_Problem details:_
Repeat all of the material below exactly as written, images excluded.

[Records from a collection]
## begin
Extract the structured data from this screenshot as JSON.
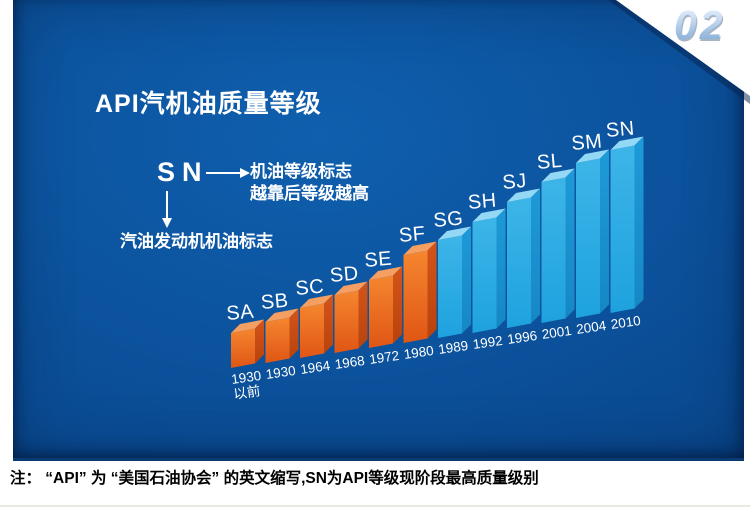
{
  "badge": {
    "number": "02"
  },
  "header": {
    "title": "API汽机油质量等级"
  },
  "annotation": {
    "example_grade": "SN",
    "grade_mark_label": "机油等级标志",
    "grade_order_note": "越靠后等级越高",
    "engine_oil_mark_label": "汽油发动机机油标志"
  },
  "footnote": "注： “API” 为 “美国石油协会” 的英文缩写,SN为API等级现阶段最高质量级别",
  "colors": {
    "panel_bg_center": "#0f5fae",
    "panel_bg_mid": "#0a4c94",
    "panel_bg_edge": "#083d7a",
    "text_white": "#ffffff",
    "footnote_text": "#000000",
    "divider": "#e9e9e3",
    "badge_gradient_top": "#e2eefb",
    "badge_gradient_bottom": "#7fa9d6",
    "orange_front_top": "#f5862f",
    "orange_front_bottom": "#e05615",
    "orange_side_top": "#d4541a",
    "orange_side_bottom": "#b8430c",
    "orange_top_face": "#f59f62",
    "blue_front_top": "#3db5e8",
    "blue_front_bottom": "#1ea2de",
    "blue_side_top": "#1e9ad8",
    "blue_side_bottom": "#1588c4",
    "blue_top_face": "#93d8f5"
  },
  "chart_data": {
    "type": "bar",
    "title": "API汽机油质量等级",
    "categories": [
      "SA",
      "SB",
      "SC",
      "SD",
      "SE",
      "SF",
      "SG",
      "SH",
      "SJ",
      "SL",
      "SM",
      "SN"
    ],
    "x_labels": [
      "1930\n以前",
      "1930",
      "1964",
      "1968",
      "1972",
      "1980",
      "1989",
      "1992",
      "1996",
      "2001",
      "2004",
      "2010"
    ],
    "values": [
      35,
      41,
      50,
      58,
      68,
      88,
      98,
      111,
      126,
      141,
      155,
      163
    ],
    "series": [
      {
        "name": "SA–SF",
        "color": "#ee6b21",
        "indices": [
          0,
          1,
          2,
          3,
          4,
          5
        ]
      },
      {
        "name": "SG–SN",
        "color": "#29a9e1",
        "indices": [
          6,
          7,
          8,
          9,
          10,
          11
        ]
      }
    ],
    "xlabel": "",
    "ylabel": "",
    "axes": false,
    "grid": false,
    "legend": false,
    "style": "3d-rising-baseline"
  }
}
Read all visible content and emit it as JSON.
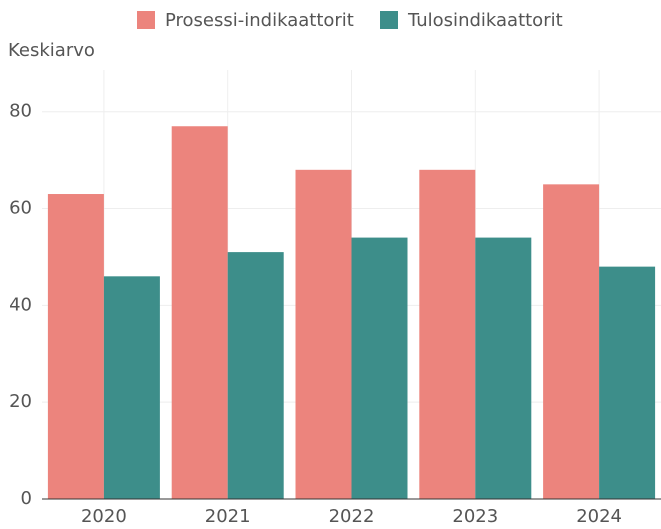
{
  "chart_data": {
    "type": "bar",
    "y_label": "Keskiarvo",
    "categories": [
      "2020",
      "2021",
      "2022",
      "2023",
      "2024"
    ],
    "series": [
      {
        "name": "Prosessi-indikaattorit",
        "color": "#ec847d",
        "values": [
          63,
          77,
          68,
          68,
          65
        ]
      },
      {
        "name": "Tulosindikaattorit",
        "color": "#3d8e8a",
        "values": [
          46,
          51,
          54,
          54,
          48
        ]
      }
    ],
    "ylim": [
      0,
      88
    ],
    "yticks": [
      0,
      20,
      40,
      60,
      80
    ],
    "grid": true,
    "legend": "top"
  }
}
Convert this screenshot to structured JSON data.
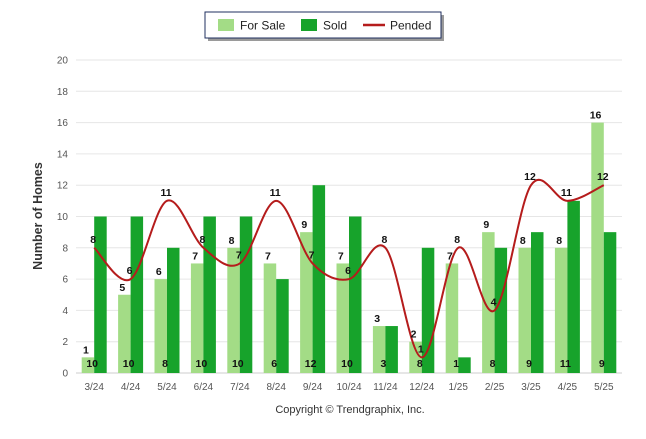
{
  "chart_data": {
    "type": "bar",
    "title": "",
    "xlabel": "",
    "ylabel": "Number of Homes",
    "ylim": [
      0,
      20
    ],
    "yticks": [
      0,
      2,
      4,
      6,
      8,
      10,
      12,
      14,
      16,
      18,
      20
    ],
    "grid": true,
    "legend_position": "top-center",
    "categories": [
      "3/24",
      "4/24",
      "5/24",
      "6/24",
      "7/24",
      "8/24",
      "9/24",
      "10/24",
      "11/24",
      "12/24",
      "1/25",
      "2/25",
      "3/25",
      "4/25",
      "5/25"
    ],
    "series": [
      {
        "name": "For Sale",
        "kind": "bar",
        "color": "#a3dc86",
        "values": [
          1,
          5,
          6,
          7,
          8,
          7,
          9,
          7,
          3,
          2,
          7,
          9,
          8,
          8,
          16
        ]
      },
      {
        "name": "Sold",
        "kind": "bar",
        "color": "#17a32b",
        "values": [
          10,
          10,
          8,
          10,
          10,
          6,
          12,
          10,
          3,
          8,
          1,
          8,
          9,
          11,
          9
        ]
      },
      {
        "name": "Pended",
        "kind": "line",
        "color": "#b51c1c",
        "values": [
          8,
          6,
          11,
          8,
          7,
          11,
          7,
          6,
          8,
          1,
          8,
          4,
          12,
          11,
          12
        ]
      }
    ],
    "annotations": [
      "Copyright © Trendgraphix, Inc."
    ]
  }
}
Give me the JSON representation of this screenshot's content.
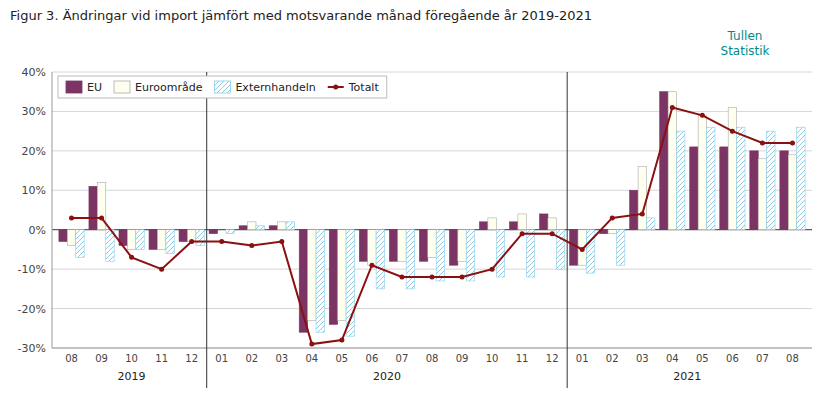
{
  "chart_data": {
    "type": "bar",
    "title": "Figur 3. Ändringar vid import jämfört med motsvarande månad föregående år 2019-2021",
    "annotations": [
      {
        "text": "Tullen",
        "color": "#008B8B"
      },
      {
        "text": "Statistik",
        "color": "#008B8B"
      }
    ],
    "categories": [
      "08",
      "09",
      "10",
      "11",
      "12",
      "01",
      "02",
      "03",
      "04",
      "05",
      "06",
      "07",
      "08",
      "09",
      "10",
      "11",
      "12",
      "01",
      "02",
      "03",
      "04",
      "05",
      "06",
      "07",
      "08"
    ],
    "category_groups": [
      {
        "label": "2019",
        "first": 0,
        "last": 4
      },
      {
        "label": "2020",
        "first": 5,
        "last": 16
      },
      {
        "label": "2021",
        "first": 17,
        "last": 24
      }
    ],
    "series": [
      {
        "name": "EU",
        "type": "bar",
        "color": "#7B3464",
        "values": [
          -3,
          11,
          -4,
          -5,
          -3,
          -1,
          1,
          1,
          -26,
          -24,
          -8,
          -8,
          -8,
          -9,
          2,
          2,
          4,
          -9,
          -1,
          10,
          35,
          21,
          21,
          20,
          20
        ]
      },
      {
        "name": "Euroområde",
        "type": "bar",
        "color": "#FFFFF0",
        "values": [
          -4,
          12,
          -5,
          -5,
          -3,
          0,
          2,
          2,
          -23,
          -23,
          -9,
          -8,
          -7,
          -8,
          3,
          4,
          3,
          -9,
          -1,
          16,
          35,
          29,
          31,
          18,
          19
        ]
      },
      {
        "name": "Externhandeln",
        "type": "bar",
        "color": "#87CEEB",
        "values": [
          -7,
          -8,
          -5,
          -6,
          -4,
          -1,
          1,
          2,
          -26,
          -27,
          -15,
          -15,
          -13,
          -13,
          -12,
          -12,
          -10,
          -11,
          -9,
          3,
          25,
          26,
          26,
          25,
          26
        ]
      },
      {
        "name": "Totalt",
        "type": "line",
        "color": "#8B1010",
        "marker": "circle",
        "values": [
          3,
          3,
          -7,
          -10,
          -3,
          -3,
          -4,
          -3,
          -29,
          -28,
          -9,
          -12,
          -12,
          -12,
          -10,
          -1,
          -1,
          -5,
          3,
          4,
          31,
          29,
          25,
          22,
          22
        ]
      }
    ],
    "ylim": [
      -30,
      40
    ],
    "yticks": [
      {
        "value": -30,
        "label": "-30%"
      },
      {
        "value": -20,
        "label": "-20%"
      },
      {
        "value": -10,
        "label": "-10%"
      },
      {
        "value": 0,
        "label": "0%"
      },
      {
        "value": 10,
        "label": "10%"
      },
      {
        "value": 20,
        "label": "20%"
      },
      {
        "value": 30,
        "label": "30%"
      },
      {
        "value": 40,
        "label": "40%"
      }
    ],
    "grid": true,
    "legend": "top-left"
  }
}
## end
_Complete output:_
Extract the structured data from this screenshot as JSON.
{
  "badge": {
    "number": "02"
  },
  "header": {
    "title": "API汽机油质量等级"
  },
  "annotation": {
    "example_grade": "SN",
    "grade_mark_label": "机油等级标志",
    "grade_order_note": "越靠后等级越高",
    "engine_oil_mark_label": "汽油发动机机油标志"
  },
  "footnote": "注： “API” 为 “美国石油协会” 的英文缩写,SN为API等级现阶段最高质量级别",
  "colors": {
    "panel_bg_center": "#0f5fae",
    "panel_bg_mid": "#0a4c94",
    "panel_bg_edge": "#083d7a",
    "text_white": "#ffffff",
    "footnote_text": "#000000",
    "divider": "#e9e9e3",
    "badge_gradient_top": "#e2eefb",
    "badge_gradient_bottom": "#7fa9d6",
    "orange_front_top": "#f5862f",
    "orange_front_bottom": "#e05615",
    "orange_side_top": "#d4541a",
    "orange_side_bottom": "#b8430c",
    "orange_top_face": "#f59f62",
    "blue_front_top": "#3db5e8",
    "blue_front_bottom": "#1ea2de",
    "blue_side_top": "#1e9ad8",
    "blue_side_bottom": "#1588c4",
    "blue_top_face": "#93d8f5"
  },
  "chart_data": {
    "type": "bar",
    "title": "API汽机油质量等级",
    "categories": [
      "SA",
      "SB",
      "SC",
      "SD",
      "SE",
      "SF",
      "SG",
      "SH",
      "SJ",
      "SL",
      "SM",
      "SN"
    ],
    "x_labels": [
      "1930\n以前",
      "1930",
      "1964",
      "1968",
      "1972",
      "1980",
      "1989",
      "1992",
      "1996",
      "2001",
      "2004",
      "2010"
    ],
    "values": [
      35,
      41,
      50,
      58,
      68,
      88,
      98,
      111,
      126,
      141,
      155,
      163
    ],
    "series": [
      {
        "name": "SA–SF",
        "color": "#ee6b21",
        "indices": [
          0,
          1,
          2,
          3,
          4,
          5
        ]
      },
      {
        "name": "SG–SN",
        "color": "#29a9e1",
        "indices": [
          6,
          7,
          8,
          9,
          10,
          11
        ]
      }
    ],
    "xlabel": "",
    "ylabel": "",
    "axes": false,
    "grid": false,
    "legend": false,
    "style": "3d-rising-baseline"
  }
}
Read all visible content and emit it as JSON.
{
  "chart_data": {
    "type": "bar",
    "y_label": "Keskiarvo",
    "categories": [
      "2020",
      "2021",
      "2022",
      "2023",
      "2024"
    ],
    "series": [
      {
        "name": "Prosessi-indikaattorit",
        "color": "#ec847d",
        "values": [
          63,
          77,
          68,
          68,
          65
        ]
      },
      {
        "name": "Tulosindikaattorit",
        "color": "#3d8e8a",
        "values": [
          46,
          51,
          54,
          54,
          48
        ]
      }
    ],
    "ylim": [
      0,
      88
    ],
    "yticks": [
      0,
      20,
      40,
      60,
      80
    ],
    "grid": true,
    "legend": "top"
  }
}
Convert this screenshot to structured JSON data.
{
  "chart_data": {
    "type": "bar",
    "title": "",
    "xlabel": "",
    "ylabel": "Number of Homes",
    "ylim": [
      0,
      20
    ],
    "yticks": [
      0,
      2,
      4,
      6,
      8,
      10,
      12,
      14,
      16,
      18,
      20
    ],
    "grid": true,
    "legend_position": "top-center",
    "categories": [
      "3/24",
      "4/24",
      "5/24",
      "6/24",
      "7/24",
      "8/24",
      "9/24",
      "10/24",
      "11/24",
      "12/24",
      "1/25",
      "2/25",
      "3/25",
      "4/25",
      "5/25"
    ],
    "series": [
      {
        "name": "For Sale",
        "kind": "bar",
        "color": "#a3dc86",
        "values": [
          1,
          5,
          6,
          7,
          8,
          7,
          9,
          7,
          3,
          2,
          7,
          9,
          8,
          8,
          16
        ]
      },
      {
        "name": "Sold",
        "kind": "bar",
        "color": "#17a32b",
        "values": [
          10,
          10,
          8,
          10,
          10,
          6,
          12,
          10,
          3,
          8,
          1,
          8,
          9,
          11,
          9
        ]
      },
      {
        "name": "Pended",
        "kind": "line",
        "color": "#b51c1c",
        "values": [
          8,
          6,
          11,
          8,
          7,
          11,
          7,
          6,
          8,
          1,
          8,
          4,
          12,
          11,
          12
        ]
      }
    ],
    "annotations": [
      "Copyright © Trendgraphix, Inc."
    ]
  }
}
Give me the JSON representation of this screenshot's content.
{
  "chart_data": {
    "type": "bar",
    "title": "Figur 3. Ändringar vid import jämfört med motsvarande månad föregående år 2019-2021",
    "annotations": [
      {
        "text": "Tullen",
        "color": "#008B8B"
      },
      {
        "text": "Statistik",
        "color": "#008B8B"
      }
    ],
    "categories": [
      "08",
      "09",
      "10",
      "11",
      "12",
      "01",
      "02",
      "03",
      "04",
      "05",
      "06",
      "07",
      "08",
      "09",
      "10",
      "11",
      "12",
      "01",
      "02",
      "03",
      "04",
      "05",
      "06",
      "07",
      "08"
    ],
    "category_groups": [
      {
        "label": "2019",
        "first": 0,
        "last": 4
      },
      {
        "label": "2020",
        "first": 5,
        "last": 16
      },
      {
        "label": "2021",
        "first": 17,
        "last": 24
      }
    ],
    "series": [
      {
        "name": "EU",
        "type": "bar",
        "color": "#7B3464",
        "values": [
          -3,
          11,
          -4,
          -5,
          -3,
          -1,
          1,
          1,
          -26,
          -24,
          -8,
          -8,
          -8,
          -9,
          2,
          2,
          4,
          -9,
          -1,
          10,
          35,
          21,
          21,
          20,
          20
        ]
      },
      {
        "name": "Euroområde",
        "type": "bar",
        "color": "#FFFFF0",
        "values": [
          -4,
          12,
          -5,
          -5,
          -3,
          0,
          2,
          2,
          -23,
          -23,
          -9,
          -8,
          -7,
          -8,
          3,
          4,
          3,
          -9,
          -1,
          16,
          35,
          29,
          31,
          18,
          19
        ]
      },
      {
        "name": "Externhandeln",
        "type": "bar",
        "color": "#87CEEB",
        "values": [
          -7,
          -8,
          -5,
          -6,
          -4,
          -1,
          1,
          2,
          -26,
          -27,
          -15,
          -15,
          -13,
          -13,
          -12,
          -12,
          -10,
          -11,
          -9,
          3,
          25,
          26,
          26,
          25,
          26
        ]
      },
      {
        "name": "Totalt",
        "type": "line",
        "color": "#8B1010",
        "marker": "circle",
        "values": [
          3,
          3,
          -7,
          -10,
          -3,
          -3,
          -4,
          -3,
          -29,
          -28,
          -9,
          -12,
          -12,
          -12,
          -10,
          -1,
          -1,
          -5,
          3,
          4,
          31,
          29,
          25,
          22,
          22
        ]
      }
    ],
    "ylim": [
      -30,
      40
    ],
    "yticks": [
      {
        "value": -30,
        "label": "-30%"
      },
      {
        "value": -20,
        "label": "-20%"
      },
      {
        "value": -10,
        "label": "-10%"
      },
      {
        "value": 0,
        "label": "0%"
      },
      {
        "value": 10,
        "label": "10%"
      },
      {
        "value": 20,
        "label": "20%"
      },
      {
        "value": 30,
        "label": "30%"
      },
      {
        "value": 40,
        "label": "40%"
      }
    ],
    "grid": true,
    "legend": "top-left"
  }
}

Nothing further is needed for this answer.